*SHORT PROBLEM*. From the listing below, extract every line containing "jednej".

*DATASET EXCERPTS*.
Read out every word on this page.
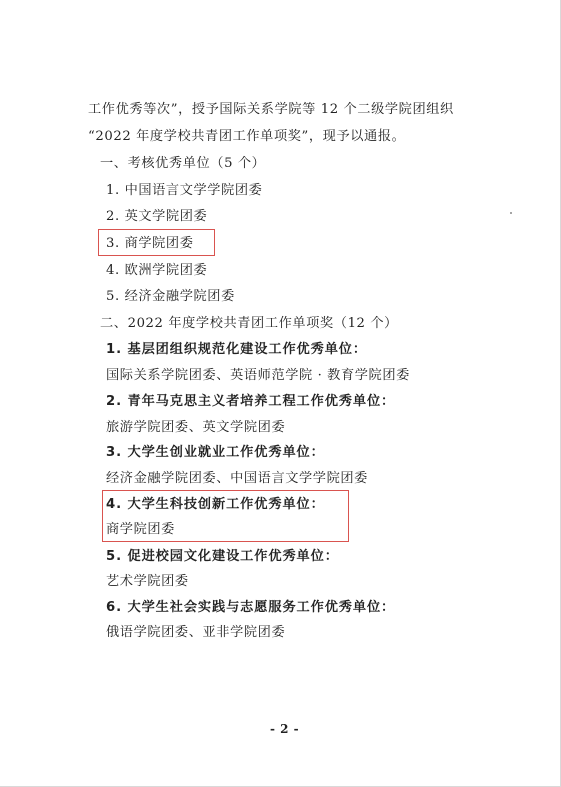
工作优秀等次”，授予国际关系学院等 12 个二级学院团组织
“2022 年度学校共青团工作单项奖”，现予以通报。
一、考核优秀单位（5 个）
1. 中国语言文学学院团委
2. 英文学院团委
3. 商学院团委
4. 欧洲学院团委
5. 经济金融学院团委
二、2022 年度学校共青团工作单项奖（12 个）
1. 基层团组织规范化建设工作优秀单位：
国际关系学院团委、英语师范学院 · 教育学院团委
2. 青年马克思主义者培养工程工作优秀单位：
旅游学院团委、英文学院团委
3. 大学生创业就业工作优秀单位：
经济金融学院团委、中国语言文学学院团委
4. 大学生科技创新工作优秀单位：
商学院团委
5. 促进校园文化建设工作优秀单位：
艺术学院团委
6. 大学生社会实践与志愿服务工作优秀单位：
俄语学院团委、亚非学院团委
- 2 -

...

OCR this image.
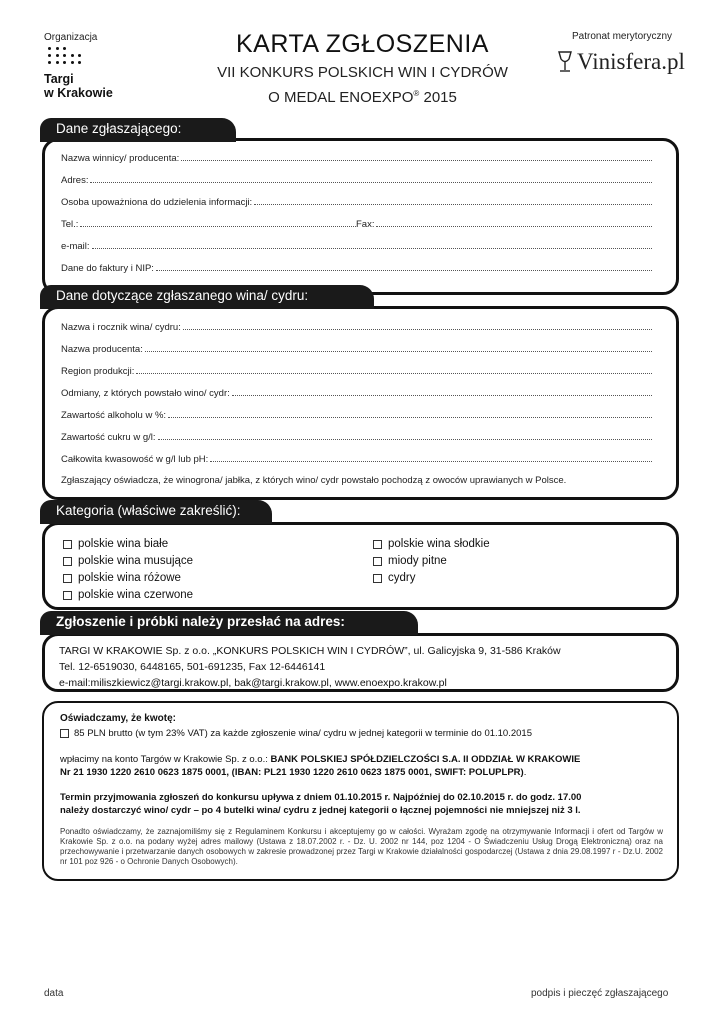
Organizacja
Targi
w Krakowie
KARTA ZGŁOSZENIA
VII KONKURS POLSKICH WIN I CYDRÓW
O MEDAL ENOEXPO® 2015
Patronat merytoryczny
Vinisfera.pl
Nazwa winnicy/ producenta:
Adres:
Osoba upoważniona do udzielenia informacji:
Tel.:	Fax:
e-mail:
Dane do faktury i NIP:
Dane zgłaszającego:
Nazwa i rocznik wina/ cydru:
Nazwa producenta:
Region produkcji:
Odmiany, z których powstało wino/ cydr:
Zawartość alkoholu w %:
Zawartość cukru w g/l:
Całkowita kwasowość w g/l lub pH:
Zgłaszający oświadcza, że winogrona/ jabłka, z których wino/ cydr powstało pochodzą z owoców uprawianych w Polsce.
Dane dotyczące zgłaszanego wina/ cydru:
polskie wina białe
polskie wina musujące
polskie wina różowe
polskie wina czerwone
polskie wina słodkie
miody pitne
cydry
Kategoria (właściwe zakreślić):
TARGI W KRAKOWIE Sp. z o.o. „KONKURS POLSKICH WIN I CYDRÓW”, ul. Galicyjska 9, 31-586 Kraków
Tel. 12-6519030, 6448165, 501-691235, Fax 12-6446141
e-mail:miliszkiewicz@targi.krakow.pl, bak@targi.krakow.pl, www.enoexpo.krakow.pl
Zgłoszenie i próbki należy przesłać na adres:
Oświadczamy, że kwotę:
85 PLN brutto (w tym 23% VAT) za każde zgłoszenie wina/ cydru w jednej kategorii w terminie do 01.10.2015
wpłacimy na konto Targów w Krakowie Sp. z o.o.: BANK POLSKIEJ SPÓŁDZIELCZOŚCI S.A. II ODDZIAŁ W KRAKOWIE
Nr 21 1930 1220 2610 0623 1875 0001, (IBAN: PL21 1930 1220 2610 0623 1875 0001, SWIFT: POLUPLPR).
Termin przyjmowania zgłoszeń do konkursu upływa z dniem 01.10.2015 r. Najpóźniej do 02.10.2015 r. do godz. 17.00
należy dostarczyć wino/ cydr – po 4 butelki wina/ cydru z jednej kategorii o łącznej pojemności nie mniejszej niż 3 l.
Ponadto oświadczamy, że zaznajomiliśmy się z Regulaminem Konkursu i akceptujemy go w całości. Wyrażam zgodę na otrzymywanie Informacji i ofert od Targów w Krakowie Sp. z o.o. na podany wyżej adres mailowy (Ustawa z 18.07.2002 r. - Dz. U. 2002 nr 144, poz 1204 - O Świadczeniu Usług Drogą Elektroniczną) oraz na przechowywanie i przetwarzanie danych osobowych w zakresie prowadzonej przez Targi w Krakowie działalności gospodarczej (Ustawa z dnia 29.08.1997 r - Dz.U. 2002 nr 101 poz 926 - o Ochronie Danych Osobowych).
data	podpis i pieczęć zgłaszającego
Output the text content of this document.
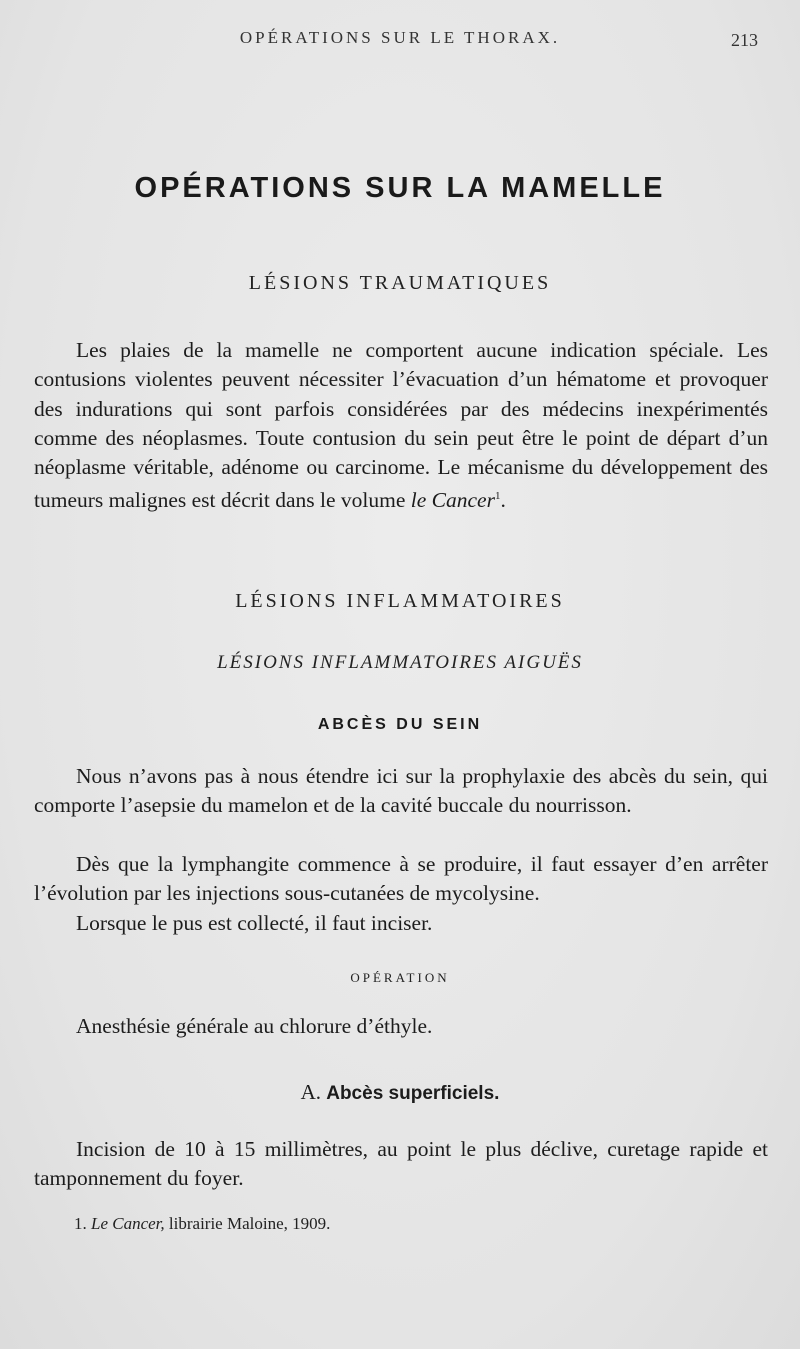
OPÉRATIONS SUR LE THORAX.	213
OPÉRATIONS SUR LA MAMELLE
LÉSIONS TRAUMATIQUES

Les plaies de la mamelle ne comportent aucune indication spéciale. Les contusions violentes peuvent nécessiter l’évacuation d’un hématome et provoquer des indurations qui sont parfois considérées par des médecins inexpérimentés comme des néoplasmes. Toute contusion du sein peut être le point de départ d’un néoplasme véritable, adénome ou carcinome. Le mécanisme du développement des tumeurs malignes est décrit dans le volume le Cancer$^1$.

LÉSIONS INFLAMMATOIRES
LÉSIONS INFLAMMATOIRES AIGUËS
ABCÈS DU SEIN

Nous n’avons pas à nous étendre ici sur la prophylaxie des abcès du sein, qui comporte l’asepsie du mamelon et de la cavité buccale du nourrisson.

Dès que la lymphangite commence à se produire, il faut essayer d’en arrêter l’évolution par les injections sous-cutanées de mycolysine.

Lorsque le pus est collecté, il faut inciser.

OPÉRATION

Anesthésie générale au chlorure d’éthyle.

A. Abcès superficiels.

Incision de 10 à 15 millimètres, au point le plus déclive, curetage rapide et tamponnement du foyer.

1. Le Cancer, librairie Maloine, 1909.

*WRITTEN ANSWER*.
85 PLN brutto (w tym 23% VAT) za każde zgłoszenie wina/ cydru w jednej kategorii w terminie do 01.10.2015
należy dostarczyć wino/ cydr – po 4 butelki wina/ cydru z jednej kategorii o łącznej pojemności nie mniejszej niż 3 l.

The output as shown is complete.